══ RAW RECORDS
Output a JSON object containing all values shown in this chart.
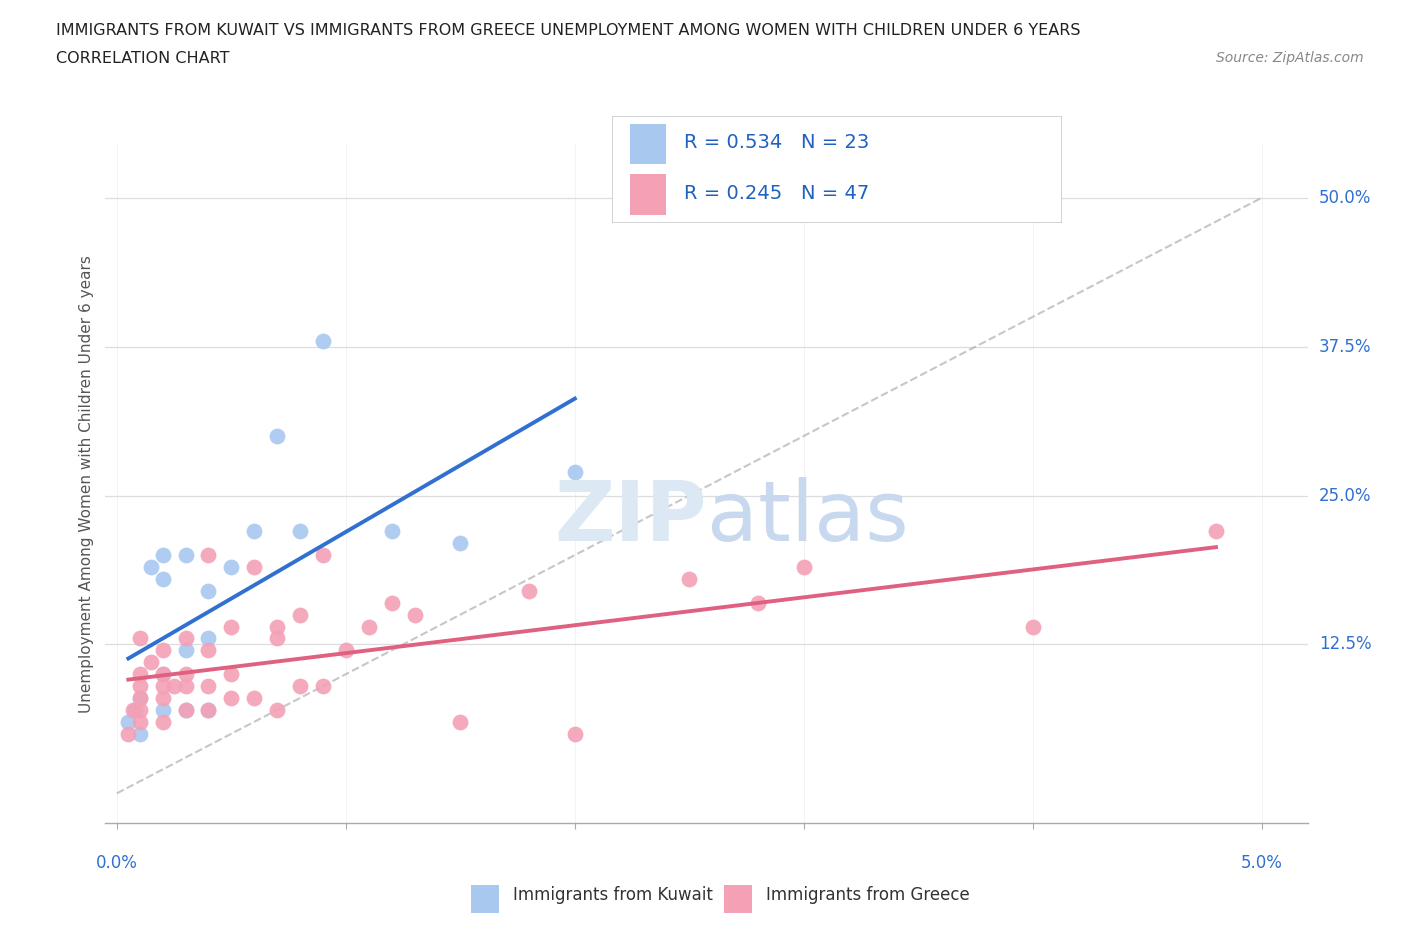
{
  "title_line1": "IMMIGRANTS FROM KUWAIT VS IMMIGRANTS FROM GREECE UNEMPLOYMENT AMONG WOMEN WITH CHILDREN UNDER 6 YEARS",
  "title_line2": "CORRELATION CHART",
  "source": "Source: ZipAtlas.com",
  "y_ticks_labels": [
    "12.5%",
    "25.0%",
    "37.5%",
    "50.0%"
  ],
  "y_tick_vals": [
    0.125,
    0.25,
    0.375,
    0.5
  ],
  "x_range": [
    -0.0005,
    0.052
  ],
  "y_range": [
    -0.025,
    0.545
  ],
  "kuwait_R": 0.534,
  "kuwait_N": 23,
  "greece_R": 0.245,
  "greece_N": 47,
  "kuwait_color": "#a8c8f0",
  "greece_color": "#f4a0b5",
  "kuwait_line_color": "#3070d0",
  "greece_line_color": "#e06080",
  "kuwait_x": [
    0.0005,
    0.0008,
    0.001,
    0.001,
    0.0015,
    0.002,
    0.002,
    0.002,
    0.002,
    0.003,
    0.003,
    0.003,
    0.004,
    0.004,
    0.004,
    0.005,
    0.006,
    0.007,
    0.008,
    0.009,
    0.012,
    0.015,
    0.02
  ],
  "kuwait_y": [
    0.06,
    0.07,
    0.05,
    0.08,
    0.19,
    0.07,
    0.1,
    0.18,
    0.2,
    0.07,
    0.12,
    0.2,
    0.07,
    0.13,
    0.17,
    0.19,
    0.22,
    0.3,
    0.22,
    0.38,
    0.22,
    0.21,
    0.27
  ],
  "greece_x": [
    0.0005,
    0.0007,
    0.001,
    0.001,
    0.001,
    0.001,
    0.001,
    0.001,
    0.0015,
    0.002,
    0.002,
    0.002,
    0.002,
    0.002,
    0.0025,
    0.003,
    0.003,
    0.003,
    0.003,
    0.004,
    0.004,
    0.004,
    0.004,
    0.005,
    0.005,
    0.005,
    0.006,
    0.006,
    0.007,
    0.007,
    0.007,
    0.008,
    0.008,
    0.009,
    0.009,
    0.01,
    0.011,
    0.012,
    0.013,
    0.015,
    0.018,
    0.02,
    0.025,
    0.028,
    0.03,
    0.04,
    0.048
  ],
  "greece_y": [
    0.05,
    0.07,
    0.06,
    0.07,
    0.08,
    0.09,
    0.1,
    0.13,
    0.11,
    0.06,
    0.08,
    0.09,
    0.1,
    0.12,
    0.09,
    0.07,
    0.09,
    0.1,
    0.13,
    0.07,
    0.09,
    0.12,
    0.2,
    0.08,
    0.1,
    0.14,
    0.08,
    0.19,
    0.07,
    0.13,
    0.14,
    0.09,
    0.15,
    0.09,
    0.2,
    0.12,
    0.14,
    0.16,
    0.15,
    0.06,
    0.17,
    0.05,
    0.18,
    0.16,
    0.19,
    0.14,
    0.22
  ]
}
════
**GOAL:** Reproduce each line word for word and drop the pictures.

**REPLY TO THE EXERCISE:**
Output a JSON object containing all values shown in this chart.
{
  "title_line1": "IMMIGRANTS FROM KUWAIT VS IMMIGRANTS FROM GREECE UNEMPLOYMENT AMONG WOMEN WITH CHILDREN UNDER 6 YEARS",
  "title_line2": "CORRELATION CHART",
  "source": "Source: ZipAtlas.com",
  "y_ticks_labels": [
    "12.5%",
    "25.0%",
    "37.5%",
    "50.0%"
  ],
  "y_tick_vals": [
    0.125,
    0.25,
    0.375,
    0.5
  ],
  "x_range": [
    -0.0005,
    0.052
  ],
  "y_range": [
    -0.025,
    0.545
  ],
  "kuwait_R": 0.534,
  "kuwait_N": 23,
  "greece_R": 0.245,
  "greece_N": 47,
  "kuwait_color": "#a8c8f0",
  "greece_color": "#f4a0b5",
  "kuwait_line_color": "#3070d0",
  "greece_line_color": "#e06080",
  "kuwait_x": [
    0.0005,
    0.0008,
    0.001,
    0.001,
    0.0015,
    0.002,
    0.002,
    0.002,
    0.002,
    0.003,
    0.003,
    0.003,
    0.004,
    0.004,
    0.004,
    0.005,
    0.006,
    0.007,
    0.008,
    0.009,
    0.012,
    0.015,
    0.02
  ],
  "kuwait_y": [
    0.06,
    0.07,
    0.05,
    0.08,
    0.19,
    0.07,
    0.1,
    0.18,
    0.2,
    0.07,
    0.12,
    0.2,
    0.07,
    0.13,
    0.17,
    0.19,
    0.22,
    0.3,
    0.22,
    0.38,
    0.22,
    0.21,
    0.27
  ],
  "greece_x": [
    0.0005,
    0.0007,
    0.001,
    0.001,
    0.001,
    0.001,
    0.001,
    0.001,
    0.0015,
    0.002,
    0.002,
    0.002,
    0.002,
    0.002,
    0.0025,
    0.003,
    0.003,
    0.003,
    0.003,
    0.004,
    0.004,
    0.004,
    0.004,
    0.005,
    0.005,
    0.005,
    0.006,
    0.006,
    0.007,
    0.007,
    0.007,
    0.008,
    0.008,
    0.009,
    0.009,
    0.01,
    0.011,
    0.012,
    0.013,
    0.015,
    0.018,
    0.02,
    0.025,
    0.028,
    0.03,
    0.04,
    0.048
  ],
  "greece_y": [
    0.05,
    0.07,
    0.06,
    0.07,
    0.08,
    0.09,
    0.1,
    0.13,
    0.11,
    0.06,
    0.08,
    0.09,
    0.1,
    0.12,
    0.09,
    0.07,
    0.09,
    0.1,
    0.13,
    0.07,
    0.09,
    0.12,
    0.2,
    0.08,
    0.1,
    0.14,
    0.08,
    0.19,
    0.07,
    0.13,
    0.14,
    0.09,
    0.15,
    0.09,
    0.2,
    0.12,
    0.14,
    0.16,
    0.15,
    0.06,
    0.17,
    0.05,
    0.18,
    0.16,
    0.19,
    0.14,
    0.22
  ]
}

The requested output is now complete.